What the task requires:
Quote every line below exactly and skip any picture.
—————
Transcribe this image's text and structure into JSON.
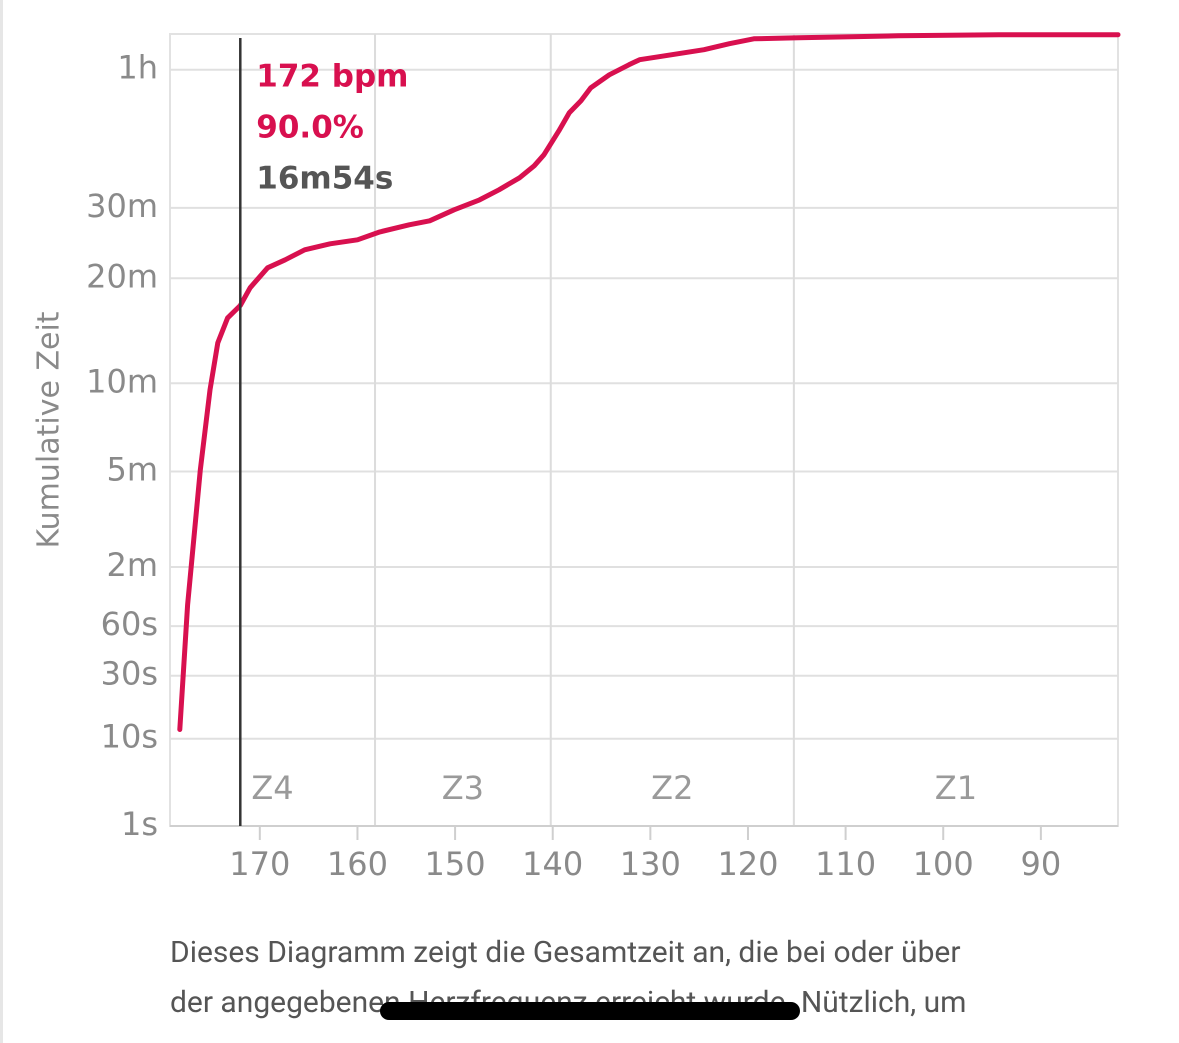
{
  "chart_data": {
    "type": "line",
    "y_label": "Kumulative Zeit",
    "yscale": "pow",
    "exponent": 0.25,
    "ylim": [
      1,
      4230
    ],
    "yticks": [
      {
        "value": 1,
        "label": "1s"
      },
      {
        "value": 10,
        "label": "10s"
      },
      {
        "value": 30,
        "label": "30s"
      },
      {
        "value": 60,
        "label": "60s"
      },
      {
        "value": 120,
        "label": "2m"
      },
      {
        "value": 300,
        "label": "5m"
      },
      {
        "value": 600,
        "label": "10m"
      },
      {
        "value": 1200,
        "label": "20m"
      },
      {
        "value": 1800,
        "label": "30m"
      },
      {
        "value": 3600,
        "label": "1h"
      }
    ],
    "xlim": [
      179.2,
      82.1
    ],
    "xticks": [
      170,
      160,
      150,
      140,
      130,
      120,
      110,
      100,
      90
    ],
    "grid": true,
    "color": "#d8104f",
    "x": [
      178.2,
      177.4,
      176.1,
      175.1,
      174.3,
      173.3,
      172.0,
      171.0,
      169.2,
      167.4,
      165.4,
      162.8,
      160.0,
      157.7,
      154.7,
      152.6,
      150.1,
      147.5,
      145.5,
      143.4,
      141.9,
      140.9,
      139.3,
      138.3,
      137.1,
      136.1,
      134.2,
      132.2,
      131.1,
      129.1,
      124.5,
      121.9,
      119.4,
      114.8,
      104.6,
      94.3,
      82.1
    ],
    "values": [
      12,
      78,
      304,
      572,
      795,
      937,
      1014,
      1132,
      1278,
      1340,
      1421,
      1471,
      1505,
      1575,
      1639,
      1676,
      1781,
      1880,
      1985,
      2116,
      2252,
      2383,
      2702,
      2938,
      3112,
      3310,
      3517,
      3682,
      3769,
      3821,
      3943,
      4051,
      4141,
      4160,
      4197,
      4216,
      4216
    ],
    "zones": [
      {
        "label": "Z4",
        "from": 179.2,
        "to": 158.2
      },
      {
        "label": "Z3",
        "from": 158.2,
        "to": 140.2
      },
      {
        "label": "Z2",
        "from": 140.2,
        "to": 115.3
      },
      {
        "label": "Z1",
        "from": 115.3,
        "to": 82.1
      }
    ],
    "cursor": {
      "x": 172,
      "labels": [
        "172 bpm",
        "90.0%",
        "16m54s"
      ]
    }
  },
  "caption": [
    "Dieses Diagramm zeigt die Gesamtzeit an, die bei oder über",
    "der angegebenen Herzfrequenz erreicht wurde. Nützlich, um"
  ]
}
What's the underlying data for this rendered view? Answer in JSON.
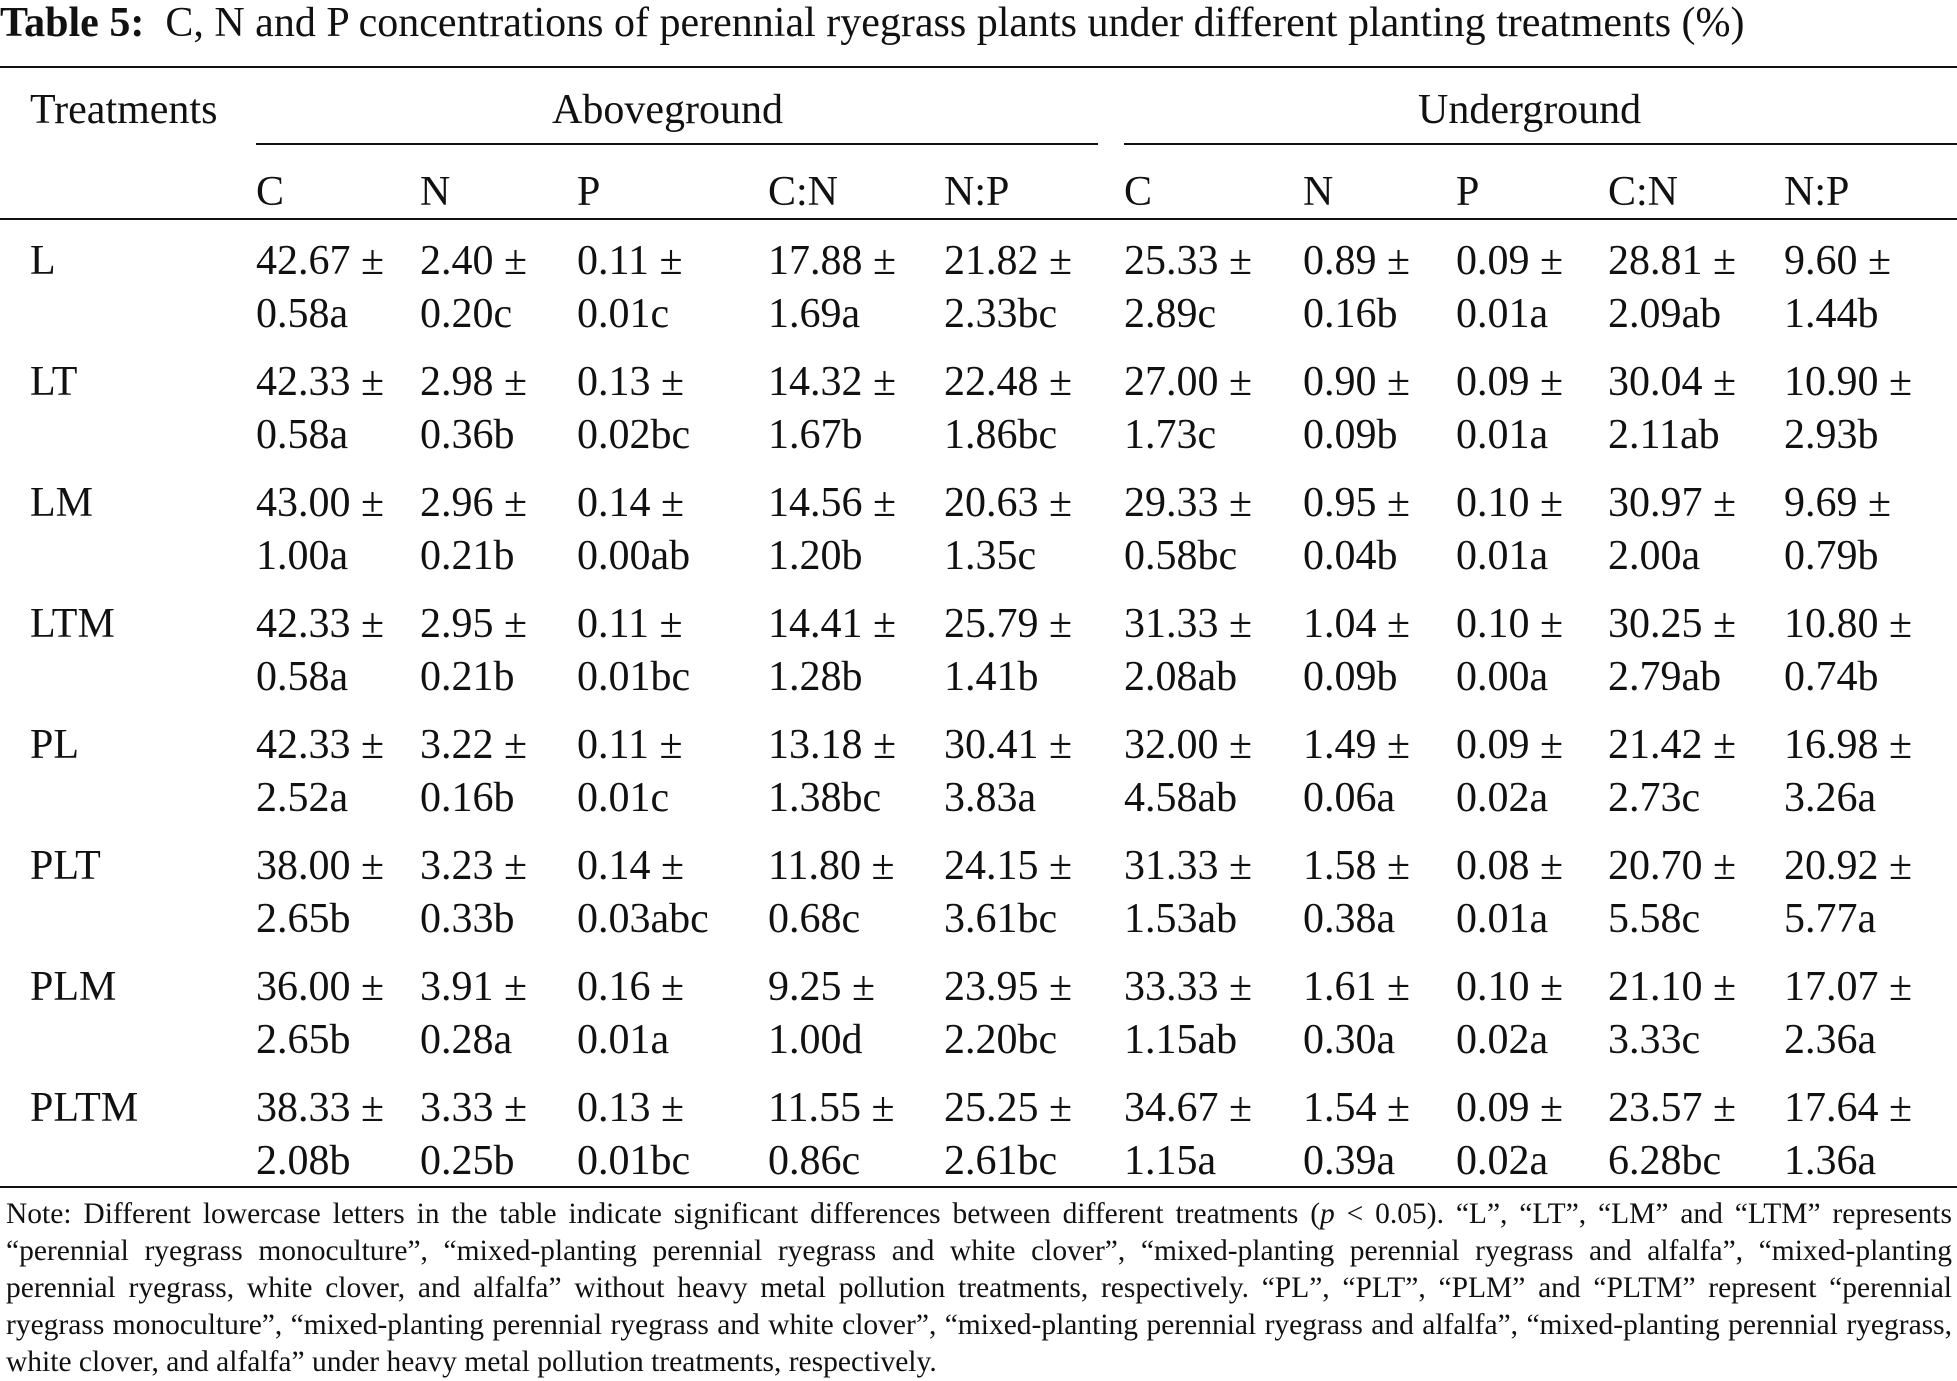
{
  "caption": {
    "label": "Table 5:",
    "text": "C, N and P concentrations of perennial ryegrass plants under different planting treatments (%)"
  },
  "header": {
    "treatments": "Treatments",
    "group_above": "Aboveground",
    "group_under": "Underground",
    "columns": [
      "C",
      "N",
      "P",
      "C:N",
      "N:P",
      "C",
      "N",
      "P",
      "C:N",
      "N:P"
    ]
  },
  "rows": [
    {
      "treatment": "L",
      "top": [
        "42.67 ±",
        "2.40 ±",
        "0.11 ±",
        "17.88 ±",
        "21.82 ±",
        "25.33 ±",
        "0.89 ±",
        "0.09 ±",
        "28.81 ±",
        "9.60 ±"
      ],
      "bottom": [
        "0.58a",
        "0.20c",
        "0.01c",
        "1.69a",
        "2.33bc",
        "2.89c",
        "0.16b",
        "0.01a",
        "2.09ab",
        "1.44b"
      ]
    },
    {
      "treatment": "LT",
      "top": [
        "42.33 ±",
        "2.98 ±",
        "0.13 ±",
        "14.32 ±",
        "22.48 ±",
        "27.00 ±",
        "0.90 ±",
        "0.09 ±",
        "30.04 ±",
        "10.90 ±"
      ],
      "bottom": [
        "0.58a",
        "0.36b",
        "0.02bc",
        "1.67b",
        "1.86bc",
        "1.73c",
        "0.09b",
        "0.01a",
        "2.11ab",
        "2.93b"
      ]
    },
    {
      "treatment": "LM",
      "top": [
        "43.00 ±",
        "2.96 ±",
        "0.14 ±",
        "14.56 ±",
        "20.63 ±",
        "29.33 ±",
        "0.95 ±",
        "0.10 ±",
        "30.97 ±",
        "9.69 ±"
      ],
      "bottom": [
        "1.00a",
        "0.21b",
        "0.00ab",
        "1.20b",
        "1.35c",
        "0.58bc",
        "0.04b",
        "0.01a",
        "2.00a",
        "0.79b"
      ]
    },
    {
      "treatment": "LTM",
      "top": [
        "42.33 ±",
        "2.95 ±",
        "0.11 ±",
        "14.41 ±",
        "25.79 ±",
        "31.33 ±",
        "1.04 ±",
        "0.10 ±",
        "30.25 ±",
        "10.80 ±"
      ],
      "bottom": [
        "0.58a",
        "0.21b",
        "0.01bc",
        "1.28b",
        "1.41b",
        "2.08ab",
        "0.09b",
        "0.00a",
        "2.79ab",
        "0.74b"
      ]
    },
    {
      "treatment": "PL",
      "top": [
        "42.33 ±",
        "3.22 ±",
        "0.11 ±",
        "13.18 ±",
        "30.41 ±",
        "32.00 ±",
        "1.49 ±",
        "0.09 ±",
        "21.42 ±",
        "16.98 ±"
      ],
      "bottom": [
        "2.52a",
        "0.16b",
        "0.01c",
        "1.38bc",
        "3.83a",
        "4.58ab",
        "0.06a",
        "0.02a",
        "2.73c",
        "3.26a"
      ]
    },
    {
      "treatment": "PLT",
      "top": [
        "38.00 ±",
        "3.23 ±",
        "0.14 ±",
        "11.80 ±",
        "24.15 ±",
        "31.33 ±",
        "1.58 ±",
        "0.08 ±",
        "20.70 ±",
        "20.92 ±"
      ],
      "bottom": [
        "2.65b",
        "0.33b",
        "0.03abc",
        "0.68c",
        "3.61bc",
        "1.53ab",
        "0.38a",
        "0.01a",
        "5.58c",
        "5.77a"
      ]
    },
    {
      "treatment": "PLM",
      "top": [
        "36.00 ±",
        "3.91 ±",
        "0.16 ±",
        "9.25 ±",
        "23.95 ±",
        "33.33 ±",
        "1.61 ±",
        "0.10 ±",
        "21.10 ±",
        "17.07 ±"
      ],
      "bottom": [
        "2.65b",
        "0.28a",
        "0.01a",
        "1.00d",
        "2.20bc",
        "1.15ab",
        "0.30a",
        "0.02a",
        "3.33c",
        "2.36a"
      ]
    },
    {
      "treatment": "PLTM",
      "top": [
        "38.33 ±",
        "3.33 ±",
        "0.13 ±",
        "11.55 ±",
        "25.25 ±",
        "34.67 ±",
        "1.54 ±",
        "0.09 ±",
        "23.57 ±",
        "17.64 ±"
      ],
      "bottom": [
        "2.08b",
        "0.25b",
        "0.01bc",
        "0.86c",
        "2.61bc",
        "1.15a",
        "0.39a",
        "0.02a",
        "6.28bc",
        "1.36a"
      ]
    }
  ],
  "note": {
    "before_p": "Note: Different lowercase letters in the table indicate significant differences between different treatments (",
    "p": "p",
    "after_p": " < 0.05). “L”, “LT”, “LM” and “LTM” represents “perennial ryegrass monoculture”, “mixed-planting perennial ryegrass and white clover”, “mixed-planting perennial ryegrass and alfalfa”, “mixed-planting perennial ryegrass, white clover, and alfalfa” without heavy metal pollution treatments, respectively. “PL”, “PLT”, “PLM” and “PLTM” represent “perennial ryegrass monoculture”, “mixed-planting perennial ryegrass and white clover”, “mixed-planting perennial ryegrass and alfalfa”, “mixed-planting perennial ryegrass, white clover, and alfalfa” under heavy metal pollution treatments, respectively."
  }
}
—————
Output of the exercise:
Transcribe this image's text and structure into JSON.
{
  "chart_data": {
    "type": "line",
    "y_label": "Kumulative Zeit",
    "yscale": "pow",
    "exponent": 0.25,
    "ylim": [
      1,
      4230
    ],
    "yticks": [
      {
        "value": 1,
        "label": "1s"
      },
      {
        "value": 10,
        "label": "10s"
      },
      {
        "value": 30,
        "label": "30s"
      },
      {
        "value": 60,
        "label": "60s"
      },
      {
        "value": 120,
        "label": "2m"
      },
      {
        "value": 300,
        "label": "5m"
      },
      {
        "value": 600,
        "label": "10m"
      },
      {
        "value": 1200,
        "label": "20m"
      },
      {
        "value": 1800,
        "label": "30m"
      },
      {
        "value": 3600,
        "label": "1h"
      }
    ],
    "xlim": [
      179.2,
      82.1
    ],
    "xticks": [
      170,
      160,
      150,
      140,
      130,
      120,
      110,
      100,
      90
    ],
    "grid": true,
    "color": "#d8104f",
    "x": [
      178.2,
      177.4,
      176.1,
      175.1,
      174.3,
      173.3,
      172.0,
      171.0,
      169.2,
      167.4,
      165.4,
      162.8,
      160.0,
      157.7,
      154.7,
      152.6,
      150.1,
      147.5,
      145.5,
      143.4,
      141.9,
      140.9,
      139.3,
      138.3,
      137.1,
      136.1,
      134.2,
      132.2,
      131.1,
      129.1,
      124.5,
      121.9,
      119.4,
      114.8,
      104.6,
      94.3,
      82.1
    ],
    "values": [
      12,
      78,
      304,
      572,
      795,
      937,
      1014,
      1132,
      1278,
      1340,
      1421,
      1471,
      1505,
      1575,
      1639,
      1676,
      1781,
      1880,
      1985,
      2116,
      2252,
      2383,
      2702,
      2938,
      3112,
      3310,
      3517,
      3682,
      3769,
      3821,
      3943,
      4051,
      4141,
      4160,
      4197,
      4216,
      4216
    ],
    "zones": [
      {
        "label": "Z4",
        "from": 179.2,
        "to": 158.2
      },
      {
        "label": "Z3",
        "from": 158.2,
        "to": 140.2
      },
      {
        "label": "Z2",
        "from": 140.2,
        "to": 115.3
      },
      {
        "label": "Z1",
        "from": 115.3,
        "to": 82.1
      }
    ],
    "cursor": {
      "x": 172,
      "labels": [
        "172 bpm",
        "90.0%",
        "16m54s"
      ]
    }
  },
  "caption": [
    "Dieses Diagramm zeigt die Gesamtzeit an, die bei oder über",
    "der angegebenen Herzfrequenz erreicht wurde. Nützlich, um"
  ]
}
What's the underlying data for this rendered view? Answer in JSON.
{
  "caption": {
    "label": "Table 5:",
    "text": "C, N and P concentrations of perennial ryegrass plants under different planting treatments (%)"
  },
  "header": {
    "treatments": "Treatments",
    "group_above": "Aboveground",
    "group_under": "Underground",
    "columns": [
      "C",
      "N",
      "P",
      "C:N",
      "N:P",
      "C",
      "N",
      "P",
      "C:N",
      "N:P"
    ]
  },
  "rows": [
    {
      "treatment": "L",
      "top": [
        "42.67 ±",
        "2.40 ±",
        "0.11 ±",
        "17.88 ±",
        "21.82 ±",
        "25.33 ±",
        "0.89 ±",
        "0.09 ±",
        "28.81 ±",
        "9.60 ±"
      ],
      "bottom": [
        "0.58a",
        "0.20c",
        "0.01c",
        "1.69a",
        "2.33bc",
        "2.89c",
        "0.16b",
        "0.01a",
        "2.09ab",
        "1.44b"
      ]
    },
    {
      "treatment": "LT",
      "top": [
        "42.33 ±",
        "2.98 ±",
        "0.13 ±",
        "14.32 ±",
        "22.48 ±",
        "27.00 ±",
        "0.90 ±",
        "0.09 ±",
        "30.04 ±",
        "10.90 ±"
      ],
      "bottom": [
        "0.58a",
        "0.36b",
        "0.02bc",
        "1.67b",
        "1.86bc",
        "1.73c",
        "0.09b",
        "0.01a",
        "2.11ab",
        "2.93b"
      ]
    },
    {
      "treatment": "LM",
      "top": [
        "43.00 ±",
        "2.96 ±",
        "0.14 ±",
        "14.56 ±",
        "20.63 ±",
        "29.33 ±",
        "0.95 ±",
        "0.10 ±",
        "30.97 ±",
        "9.69 ±"
      ],
      "bottom": [
        "1.00a",
        "0.21b",
        "0.00ab",
        "1.20b",
        "1.35c",
        "0.58bc",
        "0.04b",
        "0.01a",
        "2.00a",
        "0.79b"
      ]
    },
    {
      "treatment": "LTM",
      "top": [
        "42.33 ±",
        "2.95 ±",
        "0.11 ±",
        "14.41 ±",
        "25.79 ±",
        "31.33 ±",
        "1.04 ±",
        "0.10 ±",
        "30.25 ±",
        "10.80 ±"
      ],
      "bottom": [
        "0.58a",
        "0.21b",
        "0.01bc",
        "1.28b",
        "1.41b",
        "2.08ab",
        "0.09b",
        "0.00a",
        "2.79ab",
        "0.74b"
      ]
    },
    {
      "treatment": "PL",
      "top": [
        "42.33 ±",
        "3.22 ±",
        "0.11 ±",
        "13.18 ±",
        "30.41 ±",
        "32.00 ±",
        "1.49 ±",
        "0.09 ±",
        "21.42 ±",
        "16.98 ±"
      ],
      "bottom": [
        "2.52a",
        "0.16b",
        "0.01c",
        "1.38bc",
        "3.83a",
        "4.58ab",
        "0.06a",
        "0.02a",
        "2.73c",
        "3.26a"
      ]
    },
    {
      "treatment": "PLT",
      "top": [
        "38.00 ±",
        "3.23 ±",
        "0.14 ±",
        "11.80 ±",
        "24.15 ±",
        "31.33 ±",
        "1.58 ±",
        "0.08 ±",
        "20.70 ±",
        "20.92 ±"
      ],
      "bottom": [
        "2.65b",
        "0.33b",
        "0.03abc",
        "0.68c",
        "3.61bc",
        "1.53ab",
        "0.38a",
        "0.01a",
        "5.58c",
        "5.77a"
      ]
    },
    {
      "treatment": "PLM",
      "top": [
        "36.00 ±",
        "3.91 ±",
        "0.16 ±",
        "9.25 ±",
        "23.95 ±",
        "33.33 ±",
        "1.61 ±",
        "0.10 ±",
        "21.10 ±",
        "17.07 ±"
      ],
      "bottom": [
        "2.65b",
        "0.28a",
        "0.01a",
        "1.00d",
        "2.20bc",
        "1.15ab",
        "0.30a",
        "0.02a",
        "3.33c",
        "2.36a"
      ]
    },
    {
      "treatment": "PLTM",
      "top": [
        "38.33 ±",
        "3.33 ±",
        "0.13 ±",
        "11.55 ±",
        "25.25 ±",
        "34.67 ±",
        "1.54 ±",
        "0.09 ±",
        "23.57 ±",
        "17.64 ±"
      ],
      "bottom": [
        "2.08b",
        "0.25b",
        "0.01bc",
        "0.86c",
        "2.61bc",
        "1.15a",
        "0.39a",
        "0.02a",
        "6.28bc",
        "1.36a"
      ]
    }
  ],
  "note": {
    "before_p": "Note: Different lowercase letters in the table indicate significant differences between different treatments (",
    "p": "p",
    "after_p": " < 0.05). “L”, “LT”, “LM” and “LTM” represents “perennial ryegrass monoculture”, “mixed-planting perennial ryegrass and white clover”, “mixed-planting perennial ryegrass and alfalfa”, “mixed-planting perennial ryegrass, white clover, and alfalfa” without heavy metal pollution treatments, respectively. “PL”, “PLT”, “PLM” and “PLTM” represent “perennial ryegrass monoculture”, “mixed-planting perennial ryegrass and white clover”, “mixed-planting perennial ryegrass and alfalfa”, “mixed-planting perennial ryegrass, white clover, and alfalfa” under heavy metal pollution treatments, respectively."
  }
}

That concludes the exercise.